## RECORDS FOR THE TASK

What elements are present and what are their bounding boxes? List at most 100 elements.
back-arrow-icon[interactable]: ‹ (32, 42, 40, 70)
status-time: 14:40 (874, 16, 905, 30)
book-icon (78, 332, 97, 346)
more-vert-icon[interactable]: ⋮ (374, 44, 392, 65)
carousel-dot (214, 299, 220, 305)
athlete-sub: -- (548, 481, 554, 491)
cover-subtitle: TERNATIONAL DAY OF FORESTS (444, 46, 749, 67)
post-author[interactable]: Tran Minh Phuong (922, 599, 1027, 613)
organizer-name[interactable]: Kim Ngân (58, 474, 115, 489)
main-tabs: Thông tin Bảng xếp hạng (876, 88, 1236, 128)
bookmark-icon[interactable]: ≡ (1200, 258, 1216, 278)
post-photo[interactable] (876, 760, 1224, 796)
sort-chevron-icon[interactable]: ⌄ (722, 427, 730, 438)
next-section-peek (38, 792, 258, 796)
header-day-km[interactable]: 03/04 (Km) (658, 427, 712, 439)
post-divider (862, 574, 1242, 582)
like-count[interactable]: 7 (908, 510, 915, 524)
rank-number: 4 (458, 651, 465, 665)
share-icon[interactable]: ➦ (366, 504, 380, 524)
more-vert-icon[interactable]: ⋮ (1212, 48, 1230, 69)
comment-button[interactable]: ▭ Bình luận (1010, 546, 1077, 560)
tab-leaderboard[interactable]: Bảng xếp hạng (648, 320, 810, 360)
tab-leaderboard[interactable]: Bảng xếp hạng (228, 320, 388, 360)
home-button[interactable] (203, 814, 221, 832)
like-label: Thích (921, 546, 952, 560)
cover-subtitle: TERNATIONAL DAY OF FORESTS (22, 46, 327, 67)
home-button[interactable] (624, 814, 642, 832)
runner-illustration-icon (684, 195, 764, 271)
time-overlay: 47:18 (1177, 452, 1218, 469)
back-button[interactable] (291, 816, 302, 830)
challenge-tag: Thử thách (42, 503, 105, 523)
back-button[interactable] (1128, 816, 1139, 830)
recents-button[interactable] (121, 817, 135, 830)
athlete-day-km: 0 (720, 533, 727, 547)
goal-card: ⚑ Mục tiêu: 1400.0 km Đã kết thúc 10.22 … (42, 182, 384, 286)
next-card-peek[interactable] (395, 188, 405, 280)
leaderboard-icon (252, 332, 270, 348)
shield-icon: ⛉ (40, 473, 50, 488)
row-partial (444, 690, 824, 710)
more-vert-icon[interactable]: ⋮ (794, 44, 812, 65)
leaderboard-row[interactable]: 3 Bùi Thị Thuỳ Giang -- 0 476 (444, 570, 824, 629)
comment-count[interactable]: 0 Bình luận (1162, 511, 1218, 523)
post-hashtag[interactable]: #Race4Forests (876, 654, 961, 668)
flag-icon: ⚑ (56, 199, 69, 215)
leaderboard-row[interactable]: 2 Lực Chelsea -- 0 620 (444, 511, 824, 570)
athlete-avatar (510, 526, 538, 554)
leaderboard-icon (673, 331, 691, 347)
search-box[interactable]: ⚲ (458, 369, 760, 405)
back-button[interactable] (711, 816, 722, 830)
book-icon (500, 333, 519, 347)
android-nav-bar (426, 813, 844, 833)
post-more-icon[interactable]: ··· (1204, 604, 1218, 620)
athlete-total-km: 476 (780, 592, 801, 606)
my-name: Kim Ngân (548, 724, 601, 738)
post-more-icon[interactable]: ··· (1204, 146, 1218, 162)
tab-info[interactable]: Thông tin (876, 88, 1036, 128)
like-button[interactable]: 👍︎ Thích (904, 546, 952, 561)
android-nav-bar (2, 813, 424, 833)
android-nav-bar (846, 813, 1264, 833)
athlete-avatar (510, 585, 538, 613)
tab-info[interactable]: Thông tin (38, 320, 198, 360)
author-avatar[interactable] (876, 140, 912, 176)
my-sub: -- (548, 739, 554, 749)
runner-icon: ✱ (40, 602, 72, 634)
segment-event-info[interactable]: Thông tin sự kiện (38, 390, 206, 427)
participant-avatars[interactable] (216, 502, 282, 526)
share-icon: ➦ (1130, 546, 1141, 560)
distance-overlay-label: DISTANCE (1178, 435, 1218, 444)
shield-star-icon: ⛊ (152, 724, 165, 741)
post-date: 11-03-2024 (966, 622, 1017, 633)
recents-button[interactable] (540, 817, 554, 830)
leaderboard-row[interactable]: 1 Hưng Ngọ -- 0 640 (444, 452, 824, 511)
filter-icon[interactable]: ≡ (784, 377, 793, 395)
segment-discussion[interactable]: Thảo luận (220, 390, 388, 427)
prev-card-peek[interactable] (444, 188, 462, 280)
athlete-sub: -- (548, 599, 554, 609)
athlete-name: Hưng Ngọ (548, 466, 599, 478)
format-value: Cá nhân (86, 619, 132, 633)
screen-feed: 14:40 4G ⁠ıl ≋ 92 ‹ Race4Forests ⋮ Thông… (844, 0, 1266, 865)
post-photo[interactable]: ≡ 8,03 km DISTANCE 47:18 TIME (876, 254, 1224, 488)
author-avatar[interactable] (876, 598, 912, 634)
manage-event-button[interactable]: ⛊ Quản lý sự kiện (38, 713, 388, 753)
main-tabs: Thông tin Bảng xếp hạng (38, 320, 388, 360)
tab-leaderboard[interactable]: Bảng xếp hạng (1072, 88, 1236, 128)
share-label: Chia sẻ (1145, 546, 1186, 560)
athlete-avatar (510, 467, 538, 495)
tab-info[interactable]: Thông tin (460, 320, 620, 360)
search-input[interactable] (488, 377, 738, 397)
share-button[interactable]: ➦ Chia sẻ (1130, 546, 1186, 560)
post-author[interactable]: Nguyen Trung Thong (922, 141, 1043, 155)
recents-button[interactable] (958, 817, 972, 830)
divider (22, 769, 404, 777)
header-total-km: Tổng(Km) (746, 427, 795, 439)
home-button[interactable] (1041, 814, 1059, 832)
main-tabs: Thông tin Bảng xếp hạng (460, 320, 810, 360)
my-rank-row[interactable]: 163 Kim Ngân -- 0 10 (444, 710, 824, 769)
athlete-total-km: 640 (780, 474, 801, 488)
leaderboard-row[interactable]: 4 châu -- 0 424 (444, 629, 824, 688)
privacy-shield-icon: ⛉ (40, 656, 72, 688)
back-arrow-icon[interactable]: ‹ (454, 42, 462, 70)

## AIM
Retype all of the lines above, keeping every character and line break as it appears.

## SOLUTION TO THIS PROBLEM
What elements are present and what are their bounding boxes? List at most 100 elements.
back-arrow-icon[interactable]: ‹ (32, 42, 40, 70)
status-time: 14:40 (874, 16, 905, 30)
book-icon (78, 332, 97, 346)
more-vert-icon[interactable]: ⋮ (374, 44, 392, 65)
carousel-dot (214, 299, 220, 305)
athlete-sub: -- (548, 481, 554, 491)
cover-subtitle: TERNATIONAL DAY OF FORESTS (444, 46, 749, 67)
post-author[interactable]: Tran Minh Phuong (922, 599, 1027, 613)
organizer-name[interactable]: Kim Ngân (58, 474, 115, 489)
main-tabs: Thông tin Bảng xếp hạng (876, 88, 1236, 128)
bookmark-icon[interactable]: ≡ (1200, 258, 1216, 278)
post-photo[interactable] (876, 760, 1224, 796)
sort-chevron-icon[interactable]: ⌄ (722, 427, 730, 438)
next-section-peek (38, 792, 258, 796)
header-day-km[interactable]: 03/04 (Km) (658, 427, 712, 439)
post-divider (862, 574, 1242, 582)
like-count[interactable]: 7 (908, 510, 915, 524)
rank-number: 4 (458, 651, 465, 665)
share-icon[interactable]: ➦ (366, 504, 380, 524)
more-vert-icon[interactable]: ⋮ (1212, 48, 1230, 69)
comment-button[interactable]: ▭ Bình luận (1010, 546, 1077, 560)
tab-leaderboard[interactable]: Bảng xếp hạng (648, 320, 810, 360)
tab-leaderboard[interactable]: Bảng xếp hạng (228, 320, 388, 360)
home-button[interactable] (203, 814, 221, 832)
like-label: Thích (921, 546, 952, 560)
cover-subtitle: TERNATIONAL DAY OF FORESTS (22, 46, 327, 67)
home-button[interactable] (624, 814, 642, 832)
runner-illustration-icon (684, 195, 764, 271)
time-overlay: 47:18 (1177, 452, 1218, 469)
back-button[interactable] (291, 816, 302, 830)
challenge-tag: Thử thách (42, 503, 105, 523)
back-button[interactable] (1128, 816, 1139, 830)
recents-button[interactable] (121, 817, 135, 830)
athlete-day-km: 0 (720, 533, 727, 547)
goal-card: ⚑ Mục tiêu: 1400.0 km Đã kết thúc 10.22 … (42, 182, 384, 286)
next-card-peek[interactable] (395, 188, 405, 280)
leaderboard-icon (252, 332, 270, 348)
shield-icon: ⛉ (40, 473, 50, 488)
row-partial (444, 690, 824, 710)
more-vert-icon[interactable]: ⋮ (794, 44, 812, 65)
leaderboard-row[interactable]: 3 Bùi Thị Thuỳ Giang -- 0 476 (444, 570, 824, 629)
comment-count[interactable]: 0 Bình luận (1162, 511, 1218, 523)
post-hashtag[interactable]: #Race4Forests (876, 654, 961, 668)
flag-icon: ⚑ (56, 199, 69, 215)
leaderboard-row[interactable]: 2 Lực Chelsea -- 0 620 (444, 511, 824, 570)
athlete-avatar (510, 526, 538, 554)
leaderboard-icon (673, 331, 691, 347)
search-box[interactable]: ⚲ (458, 369, 760, 405)
back-button[interactable] (711, 816, 722, 830)
book-icon (500, 333, 519, 347)
android-nav-bar (426, 813, 844, 833)
post-more-icon[interactable]: ··· (1204, 604, 1218, 620)
athlete-total-km: 476 (780, 592, 801, 606)
my-name: Kim Ngân (548, 724, 601, 738)
post-more-icon[interactable]: ··· (1204, 146, 1218, 162)
tab-info[interactable]: Thông tin (876, 88, 1036, 128)
like-button[interactable]: 👍︎ Thích (904, 546, 952, 561)
android-nav-bar (2, 813, 424, 833)
android-nav-bar (846, 813, 1264, 833)
athlete-avatar (510, 585, 538, 613)
tab-info[interactable]: Thông tin (38, 320, 198, 360)
author-avatar[interactable] (876, 140, 912, 176)
my-sub: -- (548, 739, 554, 749)
runner-icon: ✱ (40, 602, 72, 634)
segment-event-info[interactable]: Thông tin sự kiện (38, 390, 206, 427)
participant-avatars[interactable] (216, 502, 282, 526)
share-icon: ➦ (1130, 546, 1141, 560)
distance-overlay-label: DISTANCE (1178, 435, 1218, 444)
shield-star-icon: ⛊ (152, 724, 165, 741)
post-date: 11-03-2024 (966, 622, 1017, 633)
recents-button[interactable] (540, 817, 554, 830)
leaderboard-row[interactable]: 1 Hưng Ngọ -- 0 640 (444, 452, 824, 511)
filter-icon[interactable]: ≡ (784, 377, 793, 395)
segment-discussion[interactable]: Thảo luận (220, 390, 388, 427)
prev-card-peek[interactable] (444, 188, 462, 280)
athlete-sub: -- (548, 599, 554, 609)
athlete-name: Hưng Ngọ (548, 466, 599, 478)
format-value: Cá nhân (86, 619, 132, 633)
screen-feed: 14:40 4G ⁠ıl ≋ 92 ‹ Race4Forests ⋮ Thông… (844, 0, 1266, 865)
post-photo[interactable]: ≡ 8,03 km DISTANCE 47:18 TIME (876, 254, 1224, 488)
author-avatar[interactable] (876, 598, 912, 634)
manage-event-button[interactable]: ⛊ Quản lý sự kiện (38, 713, 388, 753)
main-tabs: Thông tin Bảng xếp hạng (38, 320, 388, 360)
tab-leaderboard[interactable]: Bảng xếp hạng (1072, 88, 1236, 128)
share-label: Chia sẻ (1145, 546, 1186, 560)
athlete-avatar (510, 467, 538, 495)
tab-info[interactable]: Thông tin (460, 320, 620, 360)
search-input[interactable] (488, 377, 738, 397)
share-button[interactable]: ➦ Chia sẻ (1130, 546, 1186, 560)
post-author[interactable]: Nguyen Trung Thong (922, 141, 1043, 155)
recents-button[interactable] (958, 817, 972, 830)
divider (22, 769, 404, 777)
header-total-km: Tổng(Km) (746, 427, 795, 439)
home-button[interactable] (1041, 814, 1059, 832)
main-tabs: Thông tin Bảng xếp hạng (460, 320, 810, 360)
my-rank-row[interactable]: 163 Kim Ngân -- 0 10 (444, 710, 824, 769)
athlete-total-km: 640 (780, 474, 801, 488)
leaderboard-row[interactable]: 4 châu -- 0 424 (444, 629, 824, 688)
privacy-shield-icon: ⛉ (40, 656, 72, 688)
back-arrow-icon[interactable]: ‹ (454, 42, 462, 70)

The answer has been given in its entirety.